- [Task prompt]: Return a copy of every line in the records that includes the word "Perform".

++++++++++

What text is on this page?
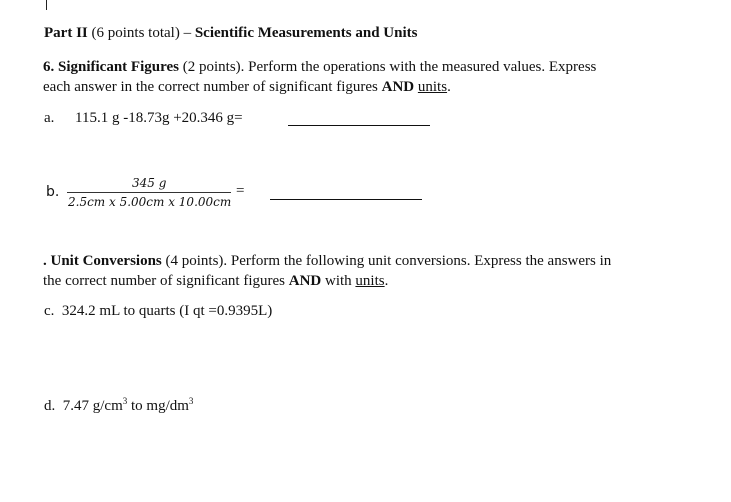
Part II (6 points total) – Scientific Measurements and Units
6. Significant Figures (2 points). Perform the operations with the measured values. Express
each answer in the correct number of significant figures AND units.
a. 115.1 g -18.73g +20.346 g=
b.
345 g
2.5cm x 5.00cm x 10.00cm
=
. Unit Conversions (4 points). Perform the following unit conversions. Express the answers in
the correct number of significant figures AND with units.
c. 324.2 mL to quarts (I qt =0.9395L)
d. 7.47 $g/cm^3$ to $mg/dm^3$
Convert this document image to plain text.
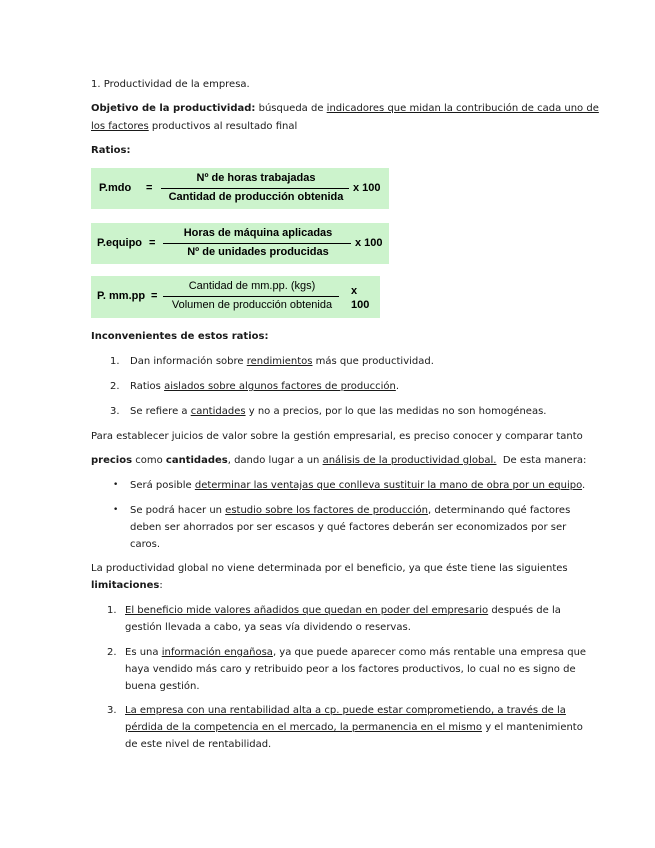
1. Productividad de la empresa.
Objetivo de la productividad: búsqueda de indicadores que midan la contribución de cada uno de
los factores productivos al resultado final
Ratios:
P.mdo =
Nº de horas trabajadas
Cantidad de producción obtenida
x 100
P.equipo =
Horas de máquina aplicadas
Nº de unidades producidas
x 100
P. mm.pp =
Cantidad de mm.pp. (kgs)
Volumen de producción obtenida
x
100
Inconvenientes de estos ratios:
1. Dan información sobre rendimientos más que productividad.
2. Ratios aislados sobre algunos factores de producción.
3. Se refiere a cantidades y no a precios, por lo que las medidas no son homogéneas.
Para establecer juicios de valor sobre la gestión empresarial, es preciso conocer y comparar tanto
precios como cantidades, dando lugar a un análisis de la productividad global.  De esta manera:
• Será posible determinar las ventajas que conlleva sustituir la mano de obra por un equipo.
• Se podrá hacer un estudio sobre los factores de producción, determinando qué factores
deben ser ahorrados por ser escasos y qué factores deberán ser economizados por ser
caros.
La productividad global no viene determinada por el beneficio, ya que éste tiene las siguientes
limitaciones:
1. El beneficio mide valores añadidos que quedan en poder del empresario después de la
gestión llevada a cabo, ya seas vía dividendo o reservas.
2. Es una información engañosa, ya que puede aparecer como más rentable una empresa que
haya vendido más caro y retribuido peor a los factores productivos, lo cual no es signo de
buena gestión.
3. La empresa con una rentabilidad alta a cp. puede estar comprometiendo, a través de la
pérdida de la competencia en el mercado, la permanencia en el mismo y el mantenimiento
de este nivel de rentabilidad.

++++++++++

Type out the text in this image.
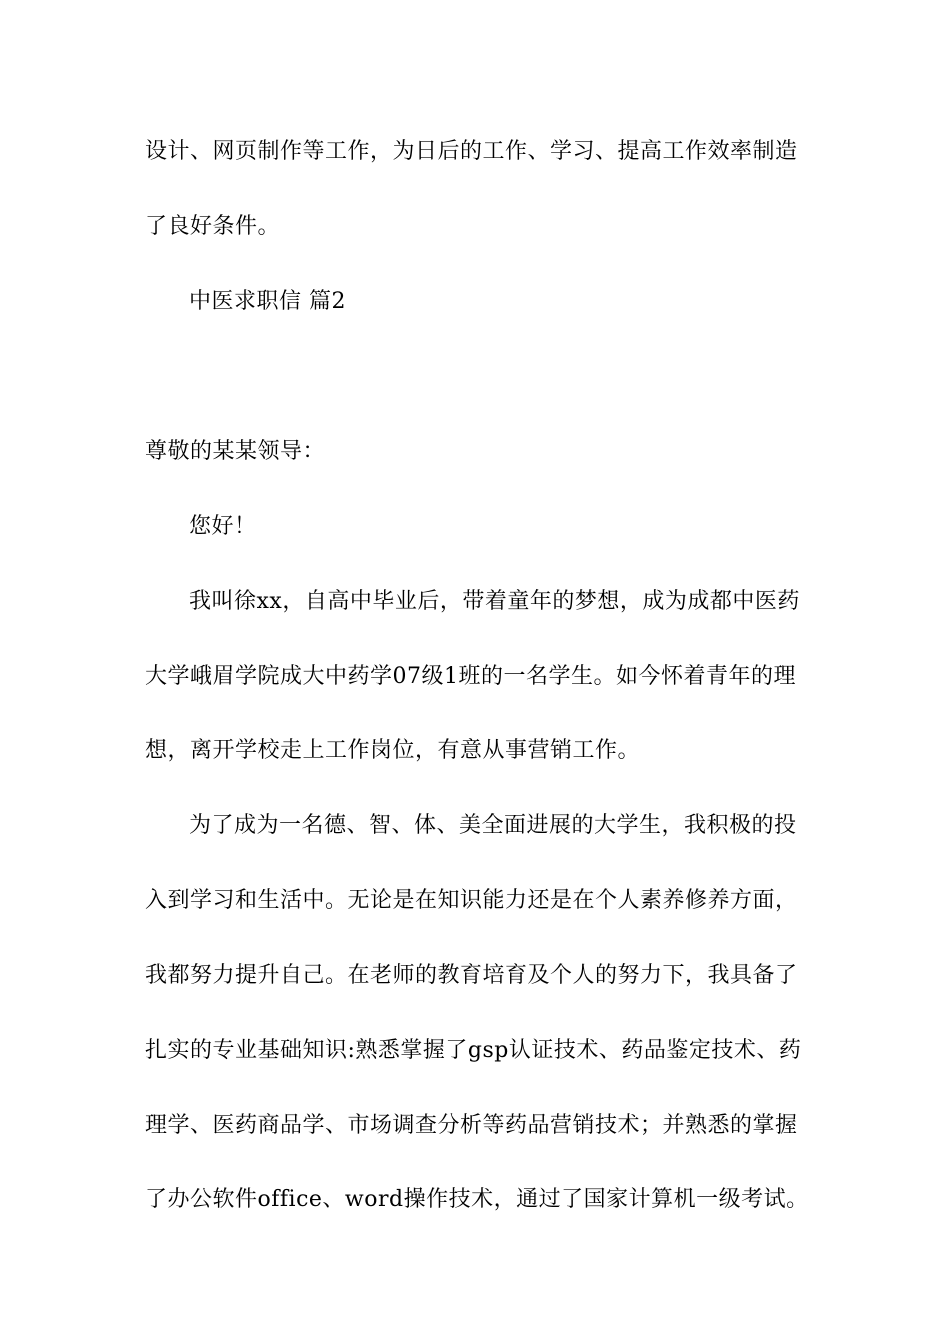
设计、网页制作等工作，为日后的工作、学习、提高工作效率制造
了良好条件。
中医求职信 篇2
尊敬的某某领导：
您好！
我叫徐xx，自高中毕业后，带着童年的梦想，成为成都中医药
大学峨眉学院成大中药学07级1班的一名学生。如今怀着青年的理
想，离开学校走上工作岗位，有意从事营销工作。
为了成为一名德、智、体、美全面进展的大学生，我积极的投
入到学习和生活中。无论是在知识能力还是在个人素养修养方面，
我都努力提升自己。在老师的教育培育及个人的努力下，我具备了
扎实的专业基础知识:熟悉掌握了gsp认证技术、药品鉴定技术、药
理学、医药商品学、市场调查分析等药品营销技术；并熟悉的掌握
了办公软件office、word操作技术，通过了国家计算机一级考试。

++++++++++

- [Solved exercise]:
6. Significant Figures (2 points). Perform the operations with the measured values. Express
. Unit Conversions (4 points). Perform the following unit conversions. Express the answers in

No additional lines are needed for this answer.